Instructions are in the README.

Revision 1.2  1999/11/02 16:10:42  simonpj
Haskell 98 changes

Revision 1.1  1996/01/08 20:05:19  partain
Initial revision

\end{verbatim}

> module Transcendentals
>  (module ContinuedFractions, 
>   exp1, expQ, expR, log10, logQ, logR, tanQ, tanR, cotR, atan1, atanQ, atanR)
> where
> import ContinuedFractions

\section{Basic Transcendental Functions}

In this section we show how to use Gauss' continued fraction
representation of $F(\alpha , 1, \gamma ; x)$ to implement the basic
transcendental functions: $\exp$, $\log$, $\tan$, and $\arctan$.

As a reminder, $F(\alpha , \beta , \gamma ; x)$ is the following series:
\[1 + \frac{\alpha \beta}{1! \gamma}x +
\frac{\alpha(\alpha +1) \beta (\beta +1)}{2! \gamma(\gamma +1)}x^2 +
\frac{\alpha(\alpha +1)(\alpha +2) \beta (\beta +1)(\beta +2)}%
{3! \gamma(\gamma +1)(\gamma +2)}x^3 +
\ldots \]

Modifying Gauss' formulation of the continued fraction we get that
$F(\alpha , 1, \gamma ; x)$ is:

\[ [0,~1,~\frac{1}{\alpha}(\frac{\gamma}{-x}),
~\frac{\alpha}{\gamma-\alpha}(\gamma+1),~
p_0(\frac{\gamma +2}{-x}),~p'_0(\gamma +3)~\ldots~
p_{n}(\frac{\gamma +2n+2}{-x}),~ p'_{n}(\gamma +2n+3),~ \ldots ] \]
where
\[p_n = \frac{1}{\alpha}\prod_{i=0}^n \frac{(\gamma - \alpha +i)(i+1)}%
{(\alpha +i+1)(\gamma +i)}\]
and
\[p'_n = \frac{\alpha}{\gamma-\alpha}
\prod_{i=0}^n \frac{(\alpha +i+1)(\gamma +i)}%
{(\gamma - \alpha +i+1)(i+2)}\]

This often simplifies.

\subsection{Exponential}

Gauss gives the following representation of $\exp(x)$:
$\lim_{k\to\infty}F(k,1,1;\frac{x}{k})$. If we expand this we have
the following continued fraction:

\[ [0,~1,~1.(\frac{-1}{x}),-2,~3.(\frac{1}{x}),~\frac{4}{2},~
5.(\frac{-1}{x}),~\frac{-6}{3},~\ldots~]\]
We then observe that $\exp(x) = \frac{1}{\exp(-x)}$ getting:
\[ [1,~\frac{1}{x},~-2,~\frac{-3}{x},~2,~\frac{5}{x},~-2,~\ldots ] \]

Setting $x$ to $1$ we have the following continued fraction for $e$:

> exp1CF :: [QRational]
> exp1CF = 1: f 0 where f n = (4*n+1): (-2): (-(4*n+3)): 2: f (n+1)

======

* Given request 1:
Answer these from the text on transcendental functions:
(a) Which four functions does the section say Gauss' continued fraction will be used to implement?
(b) What revision number and author go with the entry "Haskell 98 changes"?
(c) To what value is $x$ set to obtain the continued fraction for $e$?
* Given request 2: Reproduce the text on transcendental functions between "Gauss gives the" and "(-(4*n+3)): 2: f (n+1)", inclusive.

* Material:
======

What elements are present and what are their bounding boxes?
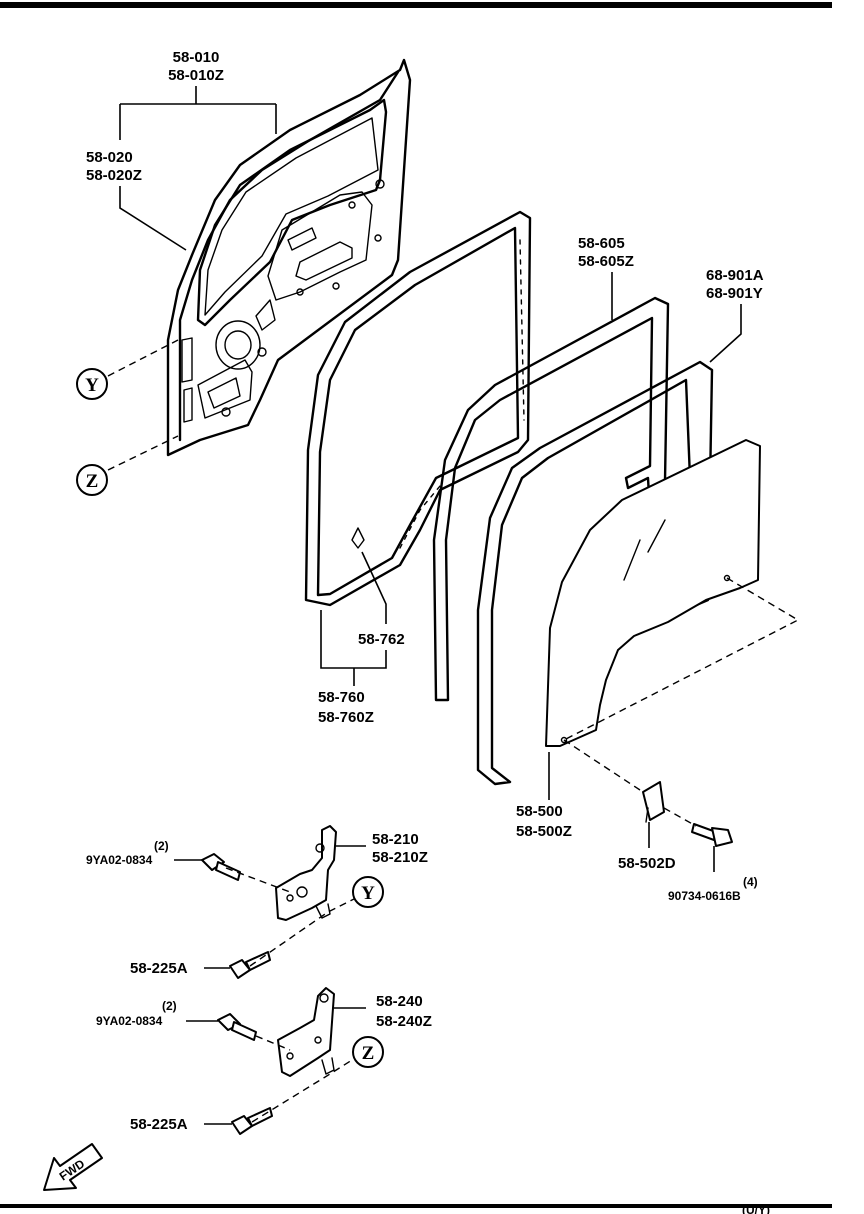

======

* Final answer 1:
(a) $\exp$, $\log$, $\tan$, and $\arctan$.
(b) Revision 1.2, by simonpj.
(c) $1$.

* Final answer 2:
Gauss gives the following representation of $\exp(x)$:
$\lim_{k\to\infty}F(k,1,1;\frac{x}{k})$. If we expand this we have
the following continued fraction:

\[ [0,~1,~1.(\frac{-1}{x}),-2,~3.(\frac{1}{x}),~\frac{4}{2},~
5.(\frac{-1}{x}),~\frac{-6}{3},~\ldots~]\]
We then observe that $\exp(x) = \frac{1}{\exp(-x)}$ getting:
\[ [1,~\frac{1}{x},~-2,~\frac{-3}{x},~2,~\frac{5}{x},~-2,~\ldots ] \]

Setting $x$ to $1$ we have the following continued fraction for $e$:

> exp1CF :: [QRational]
> exp1CF = 1: f 0 where f n = (4*n+1): (-2): (-(4*n+3)): 2: f (n+1)